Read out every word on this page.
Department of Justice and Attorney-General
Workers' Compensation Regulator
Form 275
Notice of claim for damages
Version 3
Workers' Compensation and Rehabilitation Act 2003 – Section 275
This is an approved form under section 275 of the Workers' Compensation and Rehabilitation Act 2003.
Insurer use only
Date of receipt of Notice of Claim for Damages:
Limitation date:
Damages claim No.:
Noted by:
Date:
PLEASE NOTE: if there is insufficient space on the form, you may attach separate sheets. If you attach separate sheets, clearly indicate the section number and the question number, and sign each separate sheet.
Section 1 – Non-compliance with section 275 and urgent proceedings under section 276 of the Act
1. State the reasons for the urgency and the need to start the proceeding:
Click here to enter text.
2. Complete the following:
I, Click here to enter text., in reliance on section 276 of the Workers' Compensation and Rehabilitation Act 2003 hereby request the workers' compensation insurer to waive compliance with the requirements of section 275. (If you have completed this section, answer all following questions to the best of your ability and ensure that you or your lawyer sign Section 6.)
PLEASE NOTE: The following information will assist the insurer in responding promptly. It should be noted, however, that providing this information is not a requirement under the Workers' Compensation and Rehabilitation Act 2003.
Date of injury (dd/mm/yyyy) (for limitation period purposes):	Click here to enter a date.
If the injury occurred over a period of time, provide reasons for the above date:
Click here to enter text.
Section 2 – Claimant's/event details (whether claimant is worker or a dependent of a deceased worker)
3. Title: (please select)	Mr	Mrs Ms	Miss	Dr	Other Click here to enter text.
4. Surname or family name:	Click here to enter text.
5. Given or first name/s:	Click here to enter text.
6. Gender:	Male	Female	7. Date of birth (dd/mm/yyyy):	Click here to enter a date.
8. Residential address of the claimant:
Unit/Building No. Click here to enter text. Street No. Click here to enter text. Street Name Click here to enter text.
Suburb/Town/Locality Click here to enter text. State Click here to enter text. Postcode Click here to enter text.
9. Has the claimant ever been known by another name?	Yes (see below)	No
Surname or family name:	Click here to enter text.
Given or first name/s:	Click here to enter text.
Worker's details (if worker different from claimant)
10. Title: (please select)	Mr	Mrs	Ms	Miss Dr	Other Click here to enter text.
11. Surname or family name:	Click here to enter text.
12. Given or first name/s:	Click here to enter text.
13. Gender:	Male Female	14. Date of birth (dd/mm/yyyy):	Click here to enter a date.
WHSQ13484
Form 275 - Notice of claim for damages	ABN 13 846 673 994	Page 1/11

+++

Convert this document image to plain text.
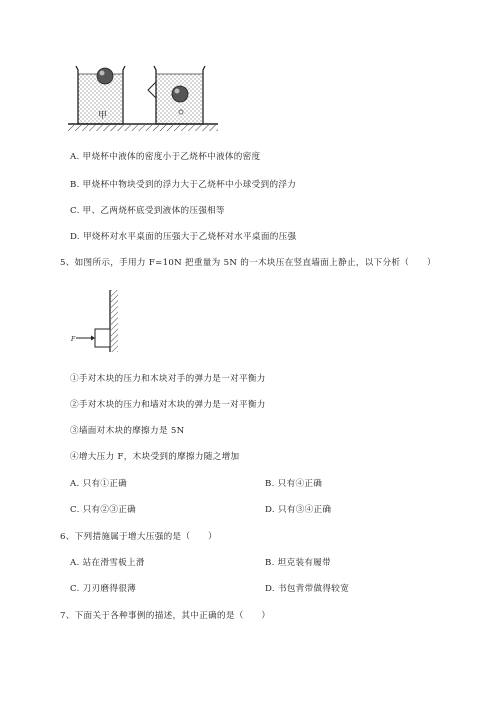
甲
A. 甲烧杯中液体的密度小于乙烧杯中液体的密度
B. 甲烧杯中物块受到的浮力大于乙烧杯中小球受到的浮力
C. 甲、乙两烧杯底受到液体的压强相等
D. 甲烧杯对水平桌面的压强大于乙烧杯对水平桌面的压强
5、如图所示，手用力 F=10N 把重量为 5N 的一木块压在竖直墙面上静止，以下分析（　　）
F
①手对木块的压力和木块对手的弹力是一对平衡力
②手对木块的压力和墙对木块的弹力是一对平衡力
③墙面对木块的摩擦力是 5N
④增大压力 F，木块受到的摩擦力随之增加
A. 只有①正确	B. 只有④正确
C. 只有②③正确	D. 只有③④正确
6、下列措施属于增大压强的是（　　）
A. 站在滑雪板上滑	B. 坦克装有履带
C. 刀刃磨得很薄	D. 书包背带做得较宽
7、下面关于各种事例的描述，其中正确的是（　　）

+++

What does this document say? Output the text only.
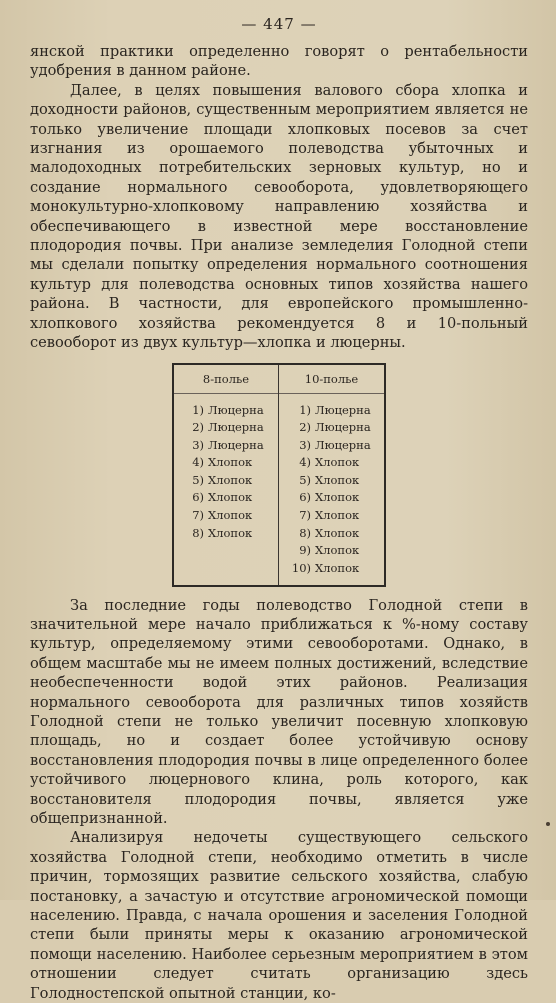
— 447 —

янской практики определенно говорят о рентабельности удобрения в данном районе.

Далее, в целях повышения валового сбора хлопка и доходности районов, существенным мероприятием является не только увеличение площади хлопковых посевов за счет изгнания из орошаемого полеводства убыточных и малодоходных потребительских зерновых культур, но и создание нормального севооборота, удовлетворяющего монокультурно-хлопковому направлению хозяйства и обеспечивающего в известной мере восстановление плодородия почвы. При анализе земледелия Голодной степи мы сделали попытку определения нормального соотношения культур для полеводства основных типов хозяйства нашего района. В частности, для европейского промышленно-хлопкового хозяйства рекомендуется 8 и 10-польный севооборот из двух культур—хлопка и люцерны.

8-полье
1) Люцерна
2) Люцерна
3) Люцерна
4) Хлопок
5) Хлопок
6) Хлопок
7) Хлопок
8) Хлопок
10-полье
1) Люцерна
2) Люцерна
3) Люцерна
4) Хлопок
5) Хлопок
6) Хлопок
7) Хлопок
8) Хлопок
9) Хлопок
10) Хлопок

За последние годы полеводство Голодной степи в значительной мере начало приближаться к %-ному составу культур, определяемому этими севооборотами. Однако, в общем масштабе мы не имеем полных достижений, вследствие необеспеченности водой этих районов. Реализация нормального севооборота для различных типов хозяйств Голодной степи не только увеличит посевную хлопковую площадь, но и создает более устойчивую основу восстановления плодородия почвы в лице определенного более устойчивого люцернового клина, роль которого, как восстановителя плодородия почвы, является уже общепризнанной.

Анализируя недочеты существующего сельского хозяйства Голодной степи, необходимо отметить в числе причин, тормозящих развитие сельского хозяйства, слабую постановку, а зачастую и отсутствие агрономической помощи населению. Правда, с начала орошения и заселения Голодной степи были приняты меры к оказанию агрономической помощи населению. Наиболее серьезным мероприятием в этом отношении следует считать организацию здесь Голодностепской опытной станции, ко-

+++

■ Instructions to follow:
For the entries above, count the lines that contain the string "Notice", and state that number without further comment.

■ Exercise result:
3